═════ Given text ═════

Now, off to sort through and upload the six hundred photos from the Indian wedding…
- 7 Feb 2012
- 1:16am EST
- This post contains political opinions. Reader discretion is advised.
Ah, it’s campaign season again, which means it’s time for me to hear how I should join the Brown People Bandwagon™ and support the President—like Shefali Duggal Razdan, Deven Parekh, Sunil Sabharwal and Kavita Tankha, all named by the Hindustan Times* as typically oblivious fundraisers for the President’s re-election campaign.
Maybe I should climb aboard that bandwagon. I mean, clearly leading Indian-Americans seem to have no problem with the administration’s inability to understand innovation without their branding, let alone the Vice President’s Michael Scott-like racial observations. (Good thing he’s not George Allen or we’d have to care!)
* n.b.—I still have a grudge against the HT, who very casually linked a holy figure in my faith to an ideology that has helped kill hundreds of millions world wide. So yeah, f*ck the HT while we’re at it.

═════ Extracted records ═════

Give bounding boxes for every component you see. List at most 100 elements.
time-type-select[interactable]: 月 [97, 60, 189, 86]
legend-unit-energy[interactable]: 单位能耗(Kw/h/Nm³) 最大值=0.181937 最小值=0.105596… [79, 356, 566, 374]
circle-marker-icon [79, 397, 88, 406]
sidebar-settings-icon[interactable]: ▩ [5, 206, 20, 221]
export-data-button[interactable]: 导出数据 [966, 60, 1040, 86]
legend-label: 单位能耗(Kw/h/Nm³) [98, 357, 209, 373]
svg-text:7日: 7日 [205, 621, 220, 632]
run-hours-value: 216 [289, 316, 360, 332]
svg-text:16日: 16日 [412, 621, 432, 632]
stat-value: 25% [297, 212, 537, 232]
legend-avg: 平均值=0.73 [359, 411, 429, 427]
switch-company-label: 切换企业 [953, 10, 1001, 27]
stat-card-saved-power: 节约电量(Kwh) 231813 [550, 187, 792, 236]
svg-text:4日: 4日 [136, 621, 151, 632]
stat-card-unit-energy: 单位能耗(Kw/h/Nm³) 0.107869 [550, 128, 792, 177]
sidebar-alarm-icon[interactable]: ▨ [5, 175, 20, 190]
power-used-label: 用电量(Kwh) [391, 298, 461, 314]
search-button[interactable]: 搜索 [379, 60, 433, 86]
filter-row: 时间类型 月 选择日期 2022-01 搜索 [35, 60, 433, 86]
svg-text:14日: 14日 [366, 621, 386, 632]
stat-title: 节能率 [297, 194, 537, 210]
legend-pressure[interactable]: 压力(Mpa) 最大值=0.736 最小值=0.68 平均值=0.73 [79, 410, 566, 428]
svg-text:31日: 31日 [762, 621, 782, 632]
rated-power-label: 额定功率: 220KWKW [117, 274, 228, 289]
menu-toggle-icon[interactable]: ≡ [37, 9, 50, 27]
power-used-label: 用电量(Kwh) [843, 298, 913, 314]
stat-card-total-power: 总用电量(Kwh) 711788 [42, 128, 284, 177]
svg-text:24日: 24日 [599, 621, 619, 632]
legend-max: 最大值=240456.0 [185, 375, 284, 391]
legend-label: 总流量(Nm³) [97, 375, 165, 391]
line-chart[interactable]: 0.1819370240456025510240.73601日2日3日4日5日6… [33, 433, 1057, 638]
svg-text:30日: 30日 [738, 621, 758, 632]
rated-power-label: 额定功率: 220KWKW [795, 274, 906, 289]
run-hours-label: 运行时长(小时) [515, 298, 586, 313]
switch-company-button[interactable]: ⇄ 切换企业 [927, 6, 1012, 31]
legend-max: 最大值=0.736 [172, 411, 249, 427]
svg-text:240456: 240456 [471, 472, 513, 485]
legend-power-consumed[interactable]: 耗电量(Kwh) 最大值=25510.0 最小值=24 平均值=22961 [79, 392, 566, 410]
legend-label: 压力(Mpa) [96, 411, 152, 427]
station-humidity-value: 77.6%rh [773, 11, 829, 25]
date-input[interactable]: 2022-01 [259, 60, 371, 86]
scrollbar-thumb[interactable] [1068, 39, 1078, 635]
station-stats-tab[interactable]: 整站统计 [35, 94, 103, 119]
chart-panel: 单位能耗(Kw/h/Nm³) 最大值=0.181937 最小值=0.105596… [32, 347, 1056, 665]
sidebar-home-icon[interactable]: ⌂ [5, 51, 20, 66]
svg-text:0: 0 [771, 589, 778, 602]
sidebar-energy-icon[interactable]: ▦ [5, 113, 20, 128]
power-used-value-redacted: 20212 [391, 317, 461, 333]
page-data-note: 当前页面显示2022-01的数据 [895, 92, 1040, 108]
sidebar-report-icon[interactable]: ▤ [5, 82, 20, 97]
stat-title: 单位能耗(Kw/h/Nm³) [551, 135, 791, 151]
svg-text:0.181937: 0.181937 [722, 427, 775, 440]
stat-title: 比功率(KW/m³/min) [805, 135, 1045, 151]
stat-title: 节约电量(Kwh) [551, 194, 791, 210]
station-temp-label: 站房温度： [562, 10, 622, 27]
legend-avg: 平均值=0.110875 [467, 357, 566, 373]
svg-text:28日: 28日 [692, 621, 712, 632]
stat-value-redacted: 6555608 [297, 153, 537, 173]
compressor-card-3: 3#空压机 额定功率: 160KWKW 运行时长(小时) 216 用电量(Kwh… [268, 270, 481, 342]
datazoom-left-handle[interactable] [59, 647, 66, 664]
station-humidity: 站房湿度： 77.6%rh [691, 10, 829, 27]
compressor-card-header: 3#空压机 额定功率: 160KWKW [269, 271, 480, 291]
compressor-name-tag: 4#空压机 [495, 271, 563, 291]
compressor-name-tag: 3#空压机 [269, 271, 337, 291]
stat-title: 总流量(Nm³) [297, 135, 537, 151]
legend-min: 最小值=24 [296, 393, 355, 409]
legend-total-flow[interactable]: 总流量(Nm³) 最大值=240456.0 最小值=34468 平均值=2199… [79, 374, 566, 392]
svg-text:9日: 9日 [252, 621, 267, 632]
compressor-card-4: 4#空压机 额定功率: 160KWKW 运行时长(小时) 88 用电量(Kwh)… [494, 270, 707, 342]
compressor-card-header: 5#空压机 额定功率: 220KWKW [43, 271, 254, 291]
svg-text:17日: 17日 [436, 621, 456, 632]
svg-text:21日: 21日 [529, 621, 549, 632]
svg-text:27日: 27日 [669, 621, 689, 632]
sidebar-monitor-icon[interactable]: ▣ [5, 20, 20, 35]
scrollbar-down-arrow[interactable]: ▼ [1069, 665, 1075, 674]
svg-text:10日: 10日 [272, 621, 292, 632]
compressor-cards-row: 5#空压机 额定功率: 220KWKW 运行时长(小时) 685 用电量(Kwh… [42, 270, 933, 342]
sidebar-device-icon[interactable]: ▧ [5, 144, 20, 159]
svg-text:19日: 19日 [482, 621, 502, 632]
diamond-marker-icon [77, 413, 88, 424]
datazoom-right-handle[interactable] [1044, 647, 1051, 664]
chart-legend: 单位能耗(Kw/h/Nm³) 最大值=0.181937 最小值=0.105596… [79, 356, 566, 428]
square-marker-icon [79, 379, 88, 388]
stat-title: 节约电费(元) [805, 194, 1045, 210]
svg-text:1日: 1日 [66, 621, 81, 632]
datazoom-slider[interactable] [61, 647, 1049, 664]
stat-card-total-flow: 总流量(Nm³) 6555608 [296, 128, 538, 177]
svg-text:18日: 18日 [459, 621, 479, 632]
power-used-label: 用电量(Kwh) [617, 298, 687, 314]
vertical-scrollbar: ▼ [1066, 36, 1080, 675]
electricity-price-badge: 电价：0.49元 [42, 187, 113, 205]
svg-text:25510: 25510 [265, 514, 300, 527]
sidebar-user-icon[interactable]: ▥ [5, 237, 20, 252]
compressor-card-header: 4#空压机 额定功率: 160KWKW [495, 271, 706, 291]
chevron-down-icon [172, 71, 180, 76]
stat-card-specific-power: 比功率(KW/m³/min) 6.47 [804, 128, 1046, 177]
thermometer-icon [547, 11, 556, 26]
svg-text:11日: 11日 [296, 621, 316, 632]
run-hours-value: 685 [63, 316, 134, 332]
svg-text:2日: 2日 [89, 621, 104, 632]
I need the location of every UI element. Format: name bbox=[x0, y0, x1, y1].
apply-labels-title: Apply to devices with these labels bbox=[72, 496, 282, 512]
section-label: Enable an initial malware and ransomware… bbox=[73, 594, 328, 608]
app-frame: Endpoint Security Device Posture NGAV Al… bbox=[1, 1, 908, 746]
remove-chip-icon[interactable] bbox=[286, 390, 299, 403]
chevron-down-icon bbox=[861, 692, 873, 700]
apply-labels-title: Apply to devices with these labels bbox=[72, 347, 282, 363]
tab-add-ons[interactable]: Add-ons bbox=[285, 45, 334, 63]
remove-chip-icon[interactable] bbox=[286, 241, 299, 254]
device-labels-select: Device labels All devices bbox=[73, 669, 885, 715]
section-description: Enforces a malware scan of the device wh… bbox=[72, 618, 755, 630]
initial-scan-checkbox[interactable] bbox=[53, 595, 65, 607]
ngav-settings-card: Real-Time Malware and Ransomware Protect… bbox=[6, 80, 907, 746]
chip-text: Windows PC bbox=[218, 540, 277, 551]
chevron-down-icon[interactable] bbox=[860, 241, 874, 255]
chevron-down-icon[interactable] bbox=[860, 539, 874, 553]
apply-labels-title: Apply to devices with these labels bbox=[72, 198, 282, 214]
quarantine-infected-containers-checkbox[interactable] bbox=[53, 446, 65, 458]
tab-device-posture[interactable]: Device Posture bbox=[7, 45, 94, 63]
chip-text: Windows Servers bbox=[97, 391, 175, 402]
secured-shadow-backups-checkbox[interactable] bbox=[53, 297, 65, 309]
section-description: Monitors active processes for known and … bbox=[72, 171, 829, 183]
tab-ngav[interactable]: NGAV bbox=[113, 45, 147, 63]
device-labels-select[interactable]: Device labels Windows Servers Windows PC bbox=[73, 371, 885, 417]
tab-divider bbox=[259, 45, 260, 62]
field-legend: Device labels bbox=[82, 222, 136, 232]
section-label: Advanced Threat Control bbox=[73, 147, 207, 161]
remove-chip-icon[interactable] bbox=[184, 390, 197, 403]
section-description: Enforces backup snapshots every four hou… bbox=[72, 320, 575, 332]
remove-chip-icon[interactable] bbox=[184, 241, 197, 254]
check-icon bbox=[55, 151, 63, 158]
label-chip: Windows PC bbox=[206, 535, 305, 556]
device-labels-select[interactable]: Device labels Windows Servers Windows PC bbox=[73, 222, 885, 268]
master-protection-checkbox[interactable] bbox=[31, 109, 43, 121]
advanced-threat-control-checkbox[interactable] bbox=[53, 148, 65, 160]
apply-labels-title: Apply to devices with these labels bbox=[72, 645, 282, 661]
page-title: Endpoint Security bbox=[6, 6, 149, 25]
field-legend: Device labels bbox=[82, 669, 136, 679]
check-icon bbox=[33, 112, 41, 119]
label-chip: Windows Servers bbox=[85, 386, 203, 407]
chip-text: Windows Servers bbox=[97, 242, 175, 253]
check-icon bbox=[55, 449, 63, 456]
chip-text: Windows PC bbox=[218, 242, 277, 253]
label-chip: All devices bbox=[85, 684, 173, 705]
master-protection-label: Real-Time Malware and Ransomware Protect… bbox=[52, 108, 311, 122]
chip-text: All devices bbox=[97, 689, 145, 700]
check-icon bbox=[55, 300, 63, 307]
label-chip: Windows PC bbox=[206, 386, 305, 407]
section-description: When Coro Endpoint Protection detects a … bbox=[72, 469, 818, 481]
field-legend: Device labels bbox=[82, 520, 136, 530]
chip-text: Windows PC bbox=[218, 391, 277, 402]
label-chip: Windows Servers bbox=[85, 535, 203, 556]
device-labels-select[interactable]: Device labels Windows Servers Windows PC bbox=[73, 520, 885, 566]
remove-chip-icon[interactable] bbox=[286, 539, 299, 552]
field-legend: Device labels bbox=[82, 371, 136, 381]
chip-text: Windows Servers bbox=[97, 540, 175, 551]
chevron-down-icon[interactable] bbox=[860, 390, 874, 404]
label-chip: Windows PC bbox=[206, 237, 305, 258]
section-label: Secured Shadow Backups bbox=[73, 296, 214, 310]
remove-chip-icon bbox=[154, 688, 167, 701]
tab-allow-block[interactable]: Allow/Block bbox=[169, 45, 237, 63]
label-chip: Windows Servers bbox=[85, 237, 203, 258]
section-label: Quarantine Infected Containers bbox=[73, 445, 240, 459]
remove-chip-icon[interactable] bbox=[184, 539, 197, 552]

═════

→ **Assigned task A**: Using the blog post about campaign season, decide whether each statement agrees with it: (i) the Hindustan Times named Shefali Duggal Razdan as a fundraiser for the President's re-election campaign; (ii) the writer is off to upload sixty photos from the Indian wedding; (iii) the post says the Vice President is George Allen. Answer yes or no for each and quote the deciding words of the post.
→ **Assigned task B**: Please reproduce word for word the part of the blog post about campaign season starting with "Ah, it’s campaign" and going on through "have to care!)".

→ **Answer section A**:
(i) Yes: "like Shefali Duggal Razdan, Deven Parekh, Sunil Sabharwal and Kavita Tankha, all named by the Hindustan Times* as typically oblivious fundraisers for the President’s re-election campaign."
(ii) No: "sort through and upload the six hundred photos from the Indian wedding"
(iii) No: "Good thing he’s not George Allen or we’d have to care!"

→ **Answer section B**:
Ah, it’s campaign season again, which means it’s time for me to hear how I should join the Brown People Bandwagon™ and support the President—like Shefali Duggal Razdan, Deven Parekh, Sunil Sabharwal and Kavita Tankha, all named by the Hindustan Times* as typically oblivious fundraisers for the President’s re-election campaign.
Maybe I should climb aboard that bandwagon. I mean, clearly leading Indian-Americans seem to have no problem with the administration’s inability to understand innovation without their branding, let alone the Vice President’s Michael Scott-like racial observations. (Good thing he’s not George Allen or we’d have to care!)